* PROBLEM TO WORK ON
Restate the full listing word for word and leave the pictures out.
[Begin ROWS]
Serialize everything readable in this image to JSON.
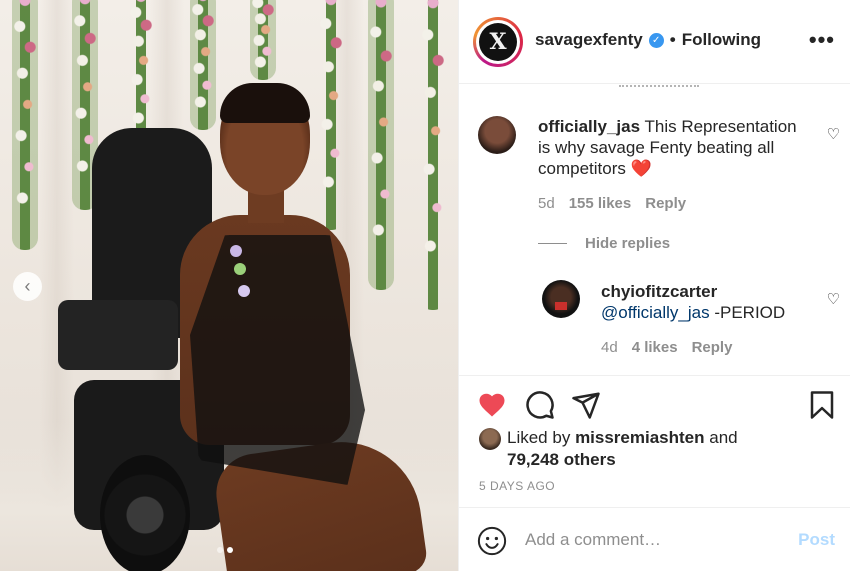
{
  "post": {
    "account": {
      "username": "savagexfenty",
      "verified_icon": "verified-badge-icon",
      "separator": "•",
      "follow_status": "Following",
      "avatar_letter": "X"
    },
    "more_icon": "more-options-icon",
    "more_label": "•••",
    "carousel": {
      "prev_icon": "chevron-left-icon",
      "prev_label": "‹",
      "slide_count": 2,
      "active_slide": 2
    }
  },
  "comments": [
    {
      "username": "officially_jas",
      "text": "This Representation is why savage Fenty beating all competitors",
      "emoji": "❤️",
      "age": "5d",
      "likes": "155 likes",
      "reply_label": "Reply",
      "like_icon": "heart-outline-icon",
      "like_label": "♡"
    },
    {
      "username": "chyiofitzcarter",
      "mention": "@officially_jas",
      "text": "-PERIOD",
      "age": "4d",
      "likes": "4 likes",
      "reply_label": "Reply",
      "like_icon": "heart-outline-icon",
      "like_label": "♡"
    }
  ],
  "hide_replies_label": "Hide replies",
  "actions": {
    "like_icon": "heart-filled-icon",
    "comment_icon": "comment-icon",
    "share_icon": "share-icon",
    "save_icon": "bookmark-icon",
    "like_color": "#ed4956"
  },
  "likes_summary": {
    "prefix": "Liked by",
    "user": "missremiashten",
    "suffix": "and",
    "others": "79,248 others"
  },
  "timestamp": "5 DAYS AGO",
  "add_comment": {
    "emoji_icon": "smiley-icon",
    "placeholder": "Add a comment…",
    "post_label": "Post",
    "post_color": "#b3dbff"
  },
  "colors": {
    "text": "#262626",
    "muted": "#8e8e8e",
    "link": "#00376b",
    "verified": "#3897f0"
  }
}
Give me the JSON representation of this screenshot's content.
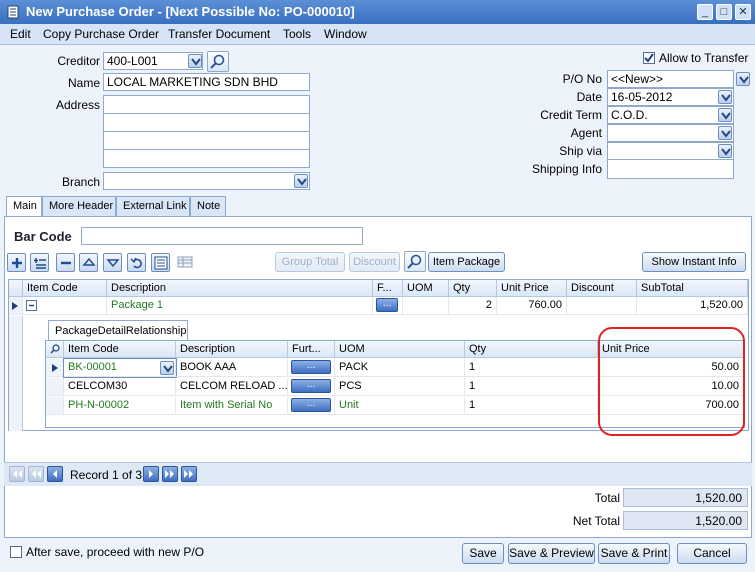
[End ROWS]
* CORRECT ANSWER
Serialize everything readable in this image to JSON.
{
  "post": {
    "account": {
      "username": "savagexfenty",
      "verified_icon": "verified-badge-icon",
      "separator": "•",
      "follow_status": "Following",
      "avatar_letter": "X"
    },
    "more_icon": "more-options-icon",
    "more_label": "•••",
    "carousel": {
      "prev_icon": "chevron-left-icon",
      "prev_label": "‹",
      "slide_count": 2,
      "active_slide": 2
    }
  },
  "comments": [
    {
      "username": "officially_jas",
      "text": "This Representation is why savage Fenty beating all competitors",
      "emoji": "❤️",
      "age": "5d",
      "likes": "155 likes",
      "reply_label": "Reply",
      "like_icon": "heart-outline-icon",
      "like_label": "♡"
    },
    {
      "username": "chyiofitzcarter",
      "mention": "@officially_jas",
      "text": "-PERIOD",
      "age": "4d",
      "likes": "4 likes",
      "reply_label": "Reply",
      "like_icon": "heart-outline-icon",
      "like_label": "♡"
    }
  ],
  "hide_replies_label": "Hide replies",
  "actions": {
    "like_icon": "heart-filled-icon",
    "comment_icon": "comment-icon",
    "share_icon": "share-icon",
    "save_icon": "bookmark-icon",
    "like_color": "#ed4956"
  },
  "likes_summary": {
    "prefix": "Liked by",
    "user": "missremiashten",
    "suffix": "and",
    "others": "79,248 others"
  },
  "timestamp": "5 DAYS AGO",
  "add_comment": {
    "emoji_icon": "smiley-icon",
    "placeholder": "Add a comment…",
    "post_label": "Post",
    "post_color": "#b3dbff"
  },
  "colors": {
    "text": "#262626",
    "muted": "#8e8e8e",
    "link": "#00376b",
    "verified": "#3897f0"
  }
}
Give me the JSON representation of this screenshot's content.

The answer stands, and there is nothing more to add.